Source passage
* * * * *
I totally understand your situation. When my son was 11, I remarried and 2 more boys. My ex pulled a lot of similar and different stuff just to cause problems at our house. It wasn't easy. The one thing I can tell you that I did was sit down and have a heart-to-heart with Jared when the little ones were asleep. That way we had no interruptions. We put the rules down in writing and we all had input in the rules. That way, Jared had a say in the matter. I told him that I'm his mother the rest of his life whether his Dad likes it or not. While in our house, there will be cerain things that will not be tolerated. When things go as they should, everyone gets to enjoy a few extra perks. When Jared chooses to disobey or misbehave, there were consequences. We decided together on the consequences so we all knew what was going to happen. My situation was very complicated.

You are not being mean or too hard on him. He is 11 years old. Around 10-12 is when children need to be held more accountable for their actions. It's the in between stage of their life. They aren't a little kid anymore yet they aren't a teenager either. If you continue to baby them, that is what they'll expect and take longer to grow up. If you set down the rules on paper and copy them for each person (reduces the I didn't know answer), it helps. We had a weekly family meeting to go over chores, homework, attitudes, and would try and resolve any issues. It helped with Jared.

We still had issues come up. The consequences changed as he got older. His senior year, we had many tough love consequences. Jared was mad at me for a long, long time. A lot of it was because he expected something for nothing. I told him he would understand more when he gets out of boot camp. He went in the Marines 7-24-06. I'm expecting to meet a young man when I go to his graduation in October instead of the 19 yr old little boys that left in July.
* * * * *
Challenge 1
Please repeat the parenting post word for word, everything from "You are not" down to "helped with Jared.".
Challenge 2
Turn the paragraph of the parenting post that begins "You are not being mean" into a short bulleted list that keeps its main points.
* * * * *
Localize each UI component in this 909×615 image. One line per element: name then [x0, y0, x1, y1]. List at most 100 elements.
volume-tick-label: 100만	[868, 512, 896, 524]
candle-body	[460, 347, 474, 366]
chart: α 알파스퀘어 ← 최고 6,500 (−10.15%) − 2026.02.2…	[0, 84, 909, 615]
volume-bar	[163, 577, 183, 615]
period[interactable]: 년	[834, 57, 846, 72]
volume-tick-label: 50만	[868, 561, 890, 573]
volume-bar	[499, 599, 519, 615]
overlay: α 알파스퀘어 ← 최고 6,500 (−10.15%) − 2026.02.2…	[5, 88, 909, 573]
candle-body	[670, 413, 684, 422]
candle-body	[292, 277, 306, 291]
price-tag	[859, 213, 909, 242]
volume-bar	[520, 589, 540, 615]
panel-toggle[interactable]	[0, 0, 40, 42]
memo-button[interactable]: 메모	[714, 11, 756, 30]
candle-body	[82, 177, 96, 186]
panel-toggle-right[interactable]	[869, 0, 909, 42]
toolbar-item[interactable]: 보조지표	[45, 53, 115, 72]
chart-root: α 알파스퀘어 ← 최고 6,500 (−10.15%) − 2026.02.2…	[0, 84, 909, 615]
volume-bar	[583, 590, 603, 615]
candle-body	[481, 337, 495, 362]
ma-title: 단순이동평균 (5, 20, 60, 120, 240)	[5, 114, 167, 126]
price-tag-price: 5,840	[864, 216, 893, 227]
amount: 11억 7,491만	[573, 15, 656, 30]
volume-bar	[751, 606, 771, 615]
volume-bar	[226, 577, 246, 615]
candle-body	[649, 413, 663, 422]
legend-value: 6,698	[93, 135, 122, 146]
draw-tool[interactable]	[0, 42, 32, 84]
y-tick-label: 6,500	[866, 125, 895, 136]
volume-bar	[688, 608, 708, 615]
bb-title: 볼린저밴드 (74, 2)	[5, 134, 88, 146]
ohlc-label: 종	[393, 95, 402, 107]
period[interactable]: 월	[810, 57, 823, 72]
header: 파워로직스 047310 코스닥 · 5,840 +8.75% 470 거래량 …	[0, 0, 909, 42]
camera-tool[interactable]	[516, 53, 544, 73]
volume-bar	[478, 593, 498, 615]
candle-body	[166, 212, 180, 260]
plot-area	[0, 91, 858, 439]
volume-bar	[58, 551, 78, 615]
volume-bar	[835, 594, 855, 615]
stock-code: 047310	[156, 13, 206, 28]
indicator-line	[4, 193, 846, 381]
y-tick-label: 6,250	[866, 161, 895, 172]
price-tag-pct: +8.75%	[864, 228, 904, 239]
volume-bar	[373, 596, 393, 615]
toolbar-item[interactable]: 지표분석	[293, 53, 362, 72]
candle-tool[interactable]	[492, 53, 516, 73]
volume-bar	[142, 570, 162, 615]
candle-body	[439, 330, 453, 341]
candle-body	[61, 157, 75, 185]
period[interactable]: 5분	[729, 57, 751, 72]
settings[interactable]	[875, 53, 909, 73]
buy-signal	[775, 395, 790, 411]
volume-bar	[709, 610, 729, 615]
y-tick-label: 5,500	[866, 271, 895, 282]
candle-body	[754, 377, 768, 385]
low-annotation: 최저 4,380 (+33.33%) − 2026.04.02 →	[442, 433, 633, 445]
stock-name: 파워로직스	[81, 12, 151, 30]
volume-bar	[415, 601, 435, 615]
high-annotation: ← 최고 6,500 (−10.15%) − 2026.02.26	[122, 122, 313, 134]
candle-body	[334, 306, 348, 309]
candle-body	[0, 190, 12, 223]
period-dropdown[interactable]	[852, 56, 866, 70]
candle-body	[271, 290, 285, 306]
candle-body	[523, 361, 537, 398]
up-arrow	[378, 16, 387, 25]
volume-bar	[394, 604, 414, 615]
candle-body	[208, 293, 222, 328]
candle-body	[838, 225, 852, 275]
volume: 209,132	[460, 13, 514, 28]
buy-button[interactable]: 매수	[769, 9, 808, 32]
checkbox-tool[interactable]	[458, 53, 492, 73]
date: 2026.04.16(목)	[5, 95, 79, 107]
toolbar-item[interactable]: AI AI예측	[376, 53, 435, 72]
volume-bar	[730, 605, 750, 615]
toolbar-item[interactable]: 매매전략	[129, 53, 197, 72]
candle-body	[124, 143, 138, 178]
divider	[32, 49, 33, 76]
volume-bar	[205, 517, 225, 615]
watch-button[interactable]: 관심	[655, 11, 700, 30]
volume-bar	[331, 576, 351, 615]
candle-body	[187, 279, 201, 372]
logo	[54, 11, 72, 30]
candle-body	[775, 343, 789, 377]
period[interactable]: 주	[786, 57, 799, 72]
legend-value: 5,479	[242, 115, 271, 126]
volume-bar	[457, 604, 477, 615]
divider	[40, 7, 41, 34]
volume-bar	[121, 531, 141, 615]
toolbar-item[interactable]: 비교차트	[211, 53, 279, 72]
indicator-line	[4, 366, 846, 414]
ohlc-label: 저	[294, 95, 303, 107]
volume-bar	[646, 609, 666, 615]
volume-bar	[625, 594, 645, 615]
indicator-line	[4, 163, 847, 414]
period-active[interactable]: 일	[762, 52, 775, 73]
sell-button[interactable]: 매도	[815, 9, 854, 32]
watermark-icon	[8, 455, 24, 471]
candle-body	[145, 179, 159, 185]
* * * * *
Response 1
You are not being mean or too hard on him. He is 11 years old. Around 10-12 is when children need to be held more accountable for their actions. It's the in between stage of their life. They aren't a little kid anymore yet they aren't a teenager either. If you continue to baby them, that is what they'll expect and take longer to grow up. If you set down the rules on paper and copy them for each person (reduces the I didn't know answer), it helps. We had a weekly family meeting to go over chores, homework, attitudes, and would try and resolve any issues. It helped with Jared.

Response 2
- Holding him accountable at 11 is not mean or too hard.
- Around ages 10–12, children need to be held more accountable. They are no longer little kids but not yet teenagers.
- If you keep babying them, they will expect it and take longer to grow up.
- Writing the rules on paper and giving each person a copy helps and cuts down on the "I didn't know" answer.
- A weekly family meeting covered chores, homework and attitudes, tried to resolve any issues, and helped with Jared.